Reproduce all entries verbatim, with nothing added or dropped.

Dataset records
· · · ·
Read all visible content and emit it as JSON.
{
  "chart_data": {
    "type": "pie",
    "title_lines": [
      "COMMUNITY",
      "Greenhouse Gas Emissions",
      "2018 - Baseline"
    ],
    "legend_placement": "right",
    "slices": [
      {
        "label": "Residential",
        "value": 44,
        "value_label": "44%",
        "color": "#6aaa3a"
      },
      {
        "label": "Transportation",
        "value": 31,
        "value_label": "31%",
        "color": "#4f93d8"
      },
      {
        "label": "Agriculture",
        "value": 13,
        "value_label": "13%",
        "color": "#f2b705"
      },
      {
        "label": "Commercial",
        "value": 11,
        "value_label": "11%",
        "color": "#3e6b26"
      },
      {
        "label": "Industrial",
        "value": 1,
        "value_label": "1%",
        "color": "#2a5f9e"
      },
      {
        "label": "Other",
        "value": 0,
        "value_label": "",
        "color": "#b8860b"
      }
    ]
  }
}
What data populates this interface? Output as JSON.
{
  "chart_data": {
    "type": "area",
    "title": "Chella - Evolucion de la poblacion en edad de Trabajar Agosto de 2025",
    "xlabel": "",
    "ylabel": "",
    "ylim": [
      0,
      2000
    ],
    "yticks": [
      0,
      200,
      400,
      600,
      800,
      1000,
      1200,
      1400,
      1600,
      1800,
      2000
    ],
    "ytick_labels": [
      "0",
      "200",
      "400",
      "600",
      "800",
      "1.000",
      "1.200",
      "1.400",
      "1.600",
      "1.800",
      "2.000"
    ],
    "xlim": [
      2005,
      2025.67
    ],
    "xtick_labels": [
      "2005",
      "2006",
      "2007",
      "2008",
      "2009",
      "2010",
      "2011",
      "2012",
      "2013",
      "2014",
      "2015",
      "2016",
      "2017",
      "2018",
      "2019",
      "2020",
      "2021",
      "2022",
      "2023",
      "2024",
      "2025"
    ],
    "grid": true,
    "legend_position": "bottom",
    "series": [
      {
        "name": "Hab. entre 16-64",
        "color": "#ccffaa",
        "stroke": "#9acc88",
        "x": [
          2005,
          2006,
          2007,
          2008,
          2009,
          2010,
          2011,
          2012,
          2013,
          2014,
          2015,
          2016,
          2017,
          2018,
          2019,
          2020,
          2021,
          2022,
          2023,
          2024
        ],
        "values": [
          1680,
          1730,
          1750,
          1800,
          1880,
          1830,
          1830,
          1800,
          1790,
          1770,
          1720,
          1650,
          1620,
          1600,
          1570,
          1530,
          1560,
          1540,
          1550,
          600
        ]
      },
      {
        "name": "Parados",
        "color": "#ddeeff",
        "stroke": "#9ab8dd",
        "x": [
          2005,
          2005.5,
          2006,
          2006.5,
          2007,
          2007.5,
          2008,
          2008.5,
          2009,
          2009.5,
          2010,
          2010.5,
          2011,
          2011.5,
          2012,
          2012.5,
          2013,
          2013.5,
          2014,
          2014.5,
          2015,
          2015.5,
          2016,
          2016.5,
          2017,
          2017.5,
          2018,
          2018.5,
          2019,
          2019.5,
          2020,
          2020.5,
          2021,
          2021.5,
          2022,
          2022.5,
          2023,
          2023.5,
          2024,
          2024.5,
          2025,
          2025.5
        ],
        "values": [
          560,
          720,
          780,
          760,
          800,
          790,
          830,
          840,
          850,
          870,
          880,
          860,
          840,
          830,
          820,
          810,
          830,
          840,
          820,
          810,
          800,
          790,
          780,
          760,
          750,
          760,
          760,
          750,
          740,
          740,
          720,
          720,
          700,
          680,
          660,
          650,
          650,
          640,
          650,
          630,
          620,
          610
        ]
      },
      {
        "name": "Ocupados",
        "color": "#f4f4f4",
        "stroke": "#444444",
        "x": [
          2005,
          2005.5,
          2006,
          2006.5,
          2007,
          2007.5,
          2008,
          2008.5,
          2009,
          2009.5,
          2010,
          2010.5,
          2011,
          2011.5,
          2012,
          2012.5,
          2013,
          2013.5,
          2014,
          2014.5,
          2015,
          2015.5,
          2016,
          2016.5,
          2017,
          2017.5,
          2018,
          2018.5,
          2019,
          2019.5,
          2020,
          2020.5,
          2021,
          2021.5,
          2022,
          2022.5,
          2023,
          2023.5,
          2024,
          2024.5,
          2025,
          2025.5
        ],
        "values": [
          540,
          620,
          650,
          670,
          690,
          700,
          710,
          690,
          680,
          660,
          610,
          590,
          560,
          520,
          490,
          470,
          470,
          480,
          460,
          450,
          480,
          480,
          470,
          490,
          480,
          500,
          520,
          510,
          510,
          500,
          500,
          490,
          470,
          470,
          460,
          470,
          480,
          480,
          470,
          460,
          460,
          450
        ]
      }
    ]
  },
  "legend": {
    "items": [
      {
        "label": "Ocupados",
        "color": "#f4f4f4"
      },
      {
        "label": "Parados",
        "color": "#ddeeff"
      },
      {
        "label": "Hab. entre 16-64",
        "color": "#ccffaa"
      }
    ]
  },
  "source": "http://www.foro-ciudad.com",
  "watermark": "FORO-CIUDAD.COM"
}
· · · ·
- [WRITTEN ANSWER]
Read all visible content and emit it as JSON.
{
  "chart_data": {
    "type": "pie",
    "title_lines": [
      "COMMUNITY",
      "Greenhouse Gas Emissions",
      "2018 - Baseline"
    ],
    "legend_placement": "right",
    "slices": [
      {
        "label": "Residential",
        "value": 44,
        "value_label": "44%",
        "color": "#6aaa3a"
      },
      {
        "label": "Transportation",
        "value": 31,
        "value_label": "31%",
        "color": "#4f93d8"
      },
      {
        "label": "Agriculture",
        "value": 13,
        "value_label": "13%",
        "color": "#f2b705"
      },
      {
        "label": "Commercial",
        "value": 11,
        "value_label": "11%",
        "color": "#3e6b26"
      },
      {
        "label": "Industrial",
        "value": 1,
        "value_label": "1%",
        "color": "#2a5f9e"
      },
      {
        "label": "Other",
        "value": 0,
        "value_label": "",
        "color": "#b8860b"
      }
    ]
  }
}
What data populates this interface? Output as JSON.
{
  "chart_data": {
    "type": "area",
    "title": "Chella - Evolucion de la poblacion en edad de Trabajar Agosto de 2025",
    "xlabel": "",
    "ylabel": "",
    "ylim": [
      0,
      2000
    ],
    "yticks": [
      0,
      200,
      400,
      600,
      800,
      1000,
      1200,
      1400,
      1600,
      1800,
      2000
    ],
    "ytick_labels": [
      "0",
      "200",
      "400",
      "600",
      "800",
      "1.000",
      "1.200",
      "1.400",
      "1.600",
      "1.800",
      "2.000"
    ],
    "xlim": [
      2005,
      2025.67
    ],
    "xtick_labels": [
      "2005",
      "2006",
      "2007",
      "2008",
      "2009",
      "2010",
      "2011",
      "2012",
      "2013",
      "2014",
      "2015",
      "2016",
      "2017",
      "2018",
      "2019",
      "2020",
      "2021",
      "2022",
      "2023",
      "2024",
      "2025"
    ],
    "grid": true,
    "legend_position": "bottom",
    "series": [
      {
        "name": "Hab. entre 16-64",
        "color": "#ccffaa",
        "stroke": "#9acc88",
        "x": [
          2005,
          2006,
          2007,
          2008,
          2009,
          2010,
          2011,
          2012,
          2013,
          2014,
          2015,
          2016,
          2017,
          2018,
          2019,
          2020,
          2021,
          2022,
          2023,
          2024
        ],
        "values": [
          1680,
          1730,
          1750,
          1800,
          1880,
          1830,
          1830,
          1800,
          1790,
          1770,
          1720,
          1650,
          1620,
          1600,
          1570,
          1530,
          1560,
          1540,
          1550,
          600
        ]
      },
      {
        "name": "Parados",
        "color": "#ddeeff",
        "stroke": "#9ab8dd",
        "x": [
          2005,
          2005.5,
          2006,
          2006.5,
          2007,
          2007.5,
          2008,
          2008.5,
          2009,
          2009.5,
          2010,
          2010.5,
          2011,
          2011.5,
          2012,
          2012.5,
          2013,
          2013.5,
          2014,
          2014.5,
          2015,
          2015.5,
          2016,
          2016.5,
          2017,
          2017.5,
          2018,
          2018.5,
          2019,
          2019.5,
          2020,
          2020.5,
          2021,
          2021.5,
          2022,
          2022.5,
          2023,
          2023.5,
          2024,
          2024.5,
          2025,
          2025.5
        ],
        "values": [
          560,
          720,
          780,
          760,
          800,
          790,
          830,
          840,
          850,
          870,
          880,
          860,
          840,
          830,
          820,
          810,
          830,
          840,
          820,
          810,
          800,
          790,
          780,
          760,
          750,
          760,
          760,
          750,
          740,
          740,
          720,
          720,
          700,
          680,
          660,
          650,
          650,
          640,
          650,
          630,
          620,
          610
        ]
      },
      {
        "name": "Ocupados",
        "color": "#f4f4f4",
        "stroke": "#444444",
        "x": [
          2005,
          2005.5,
          2006,
          2006.5,
          2007,
          2007.5,
          2008,
          2008.5,
          2009,
          2009.5,
          2010,
          2010.5,
          2011,
          2011.5,
          2012,
          2012.5,
          2013,
          2013.5,
          2014,
          2014.5,
          2015,
          2015.5,
          2016,
          2016.5,
          2017,
          2017.5,
          2018,
          2018.5,
          2019,
          2019.5,
          2020,
          2020.5,
          2021,
          2021.5,
          2022,
          2022.5,
          2023,
          2023.5,
          2024,
          2024.5,
          2025,
          2025.5
        ],
        "values": [
          540,
          620,
          650,
          670,
          690,
          700,
          710,
          690,
          680,
          660,
          610,
          590,
          560,
          520,
          490,
          470,
          470,
          480,
          460,
          450,
          480,
          480,
          470,
          490,
          480,
          500,
          520,
          510,
          510,
          500,
          500,
          490,
          470,
          470,
          460,
          470,
          480,
          480,
          470,
          460,
          460,
          450
        ]
      }
    ]
  },
  "legend": {
    "items": [
      {
        "label": "Ocupados",
        "color": "#f4f4f4"
      },
      {
        "label": "Parados",
        "color": "#ddeeff"
      },
      {
        "label": "Hab. entre 16-64",
        "color": "#ccffaa"
      }
    ]
  },
  "source": "http://www.foro-ciudad.com",
  "watermark": "FORO-CIUDAD.COM"
}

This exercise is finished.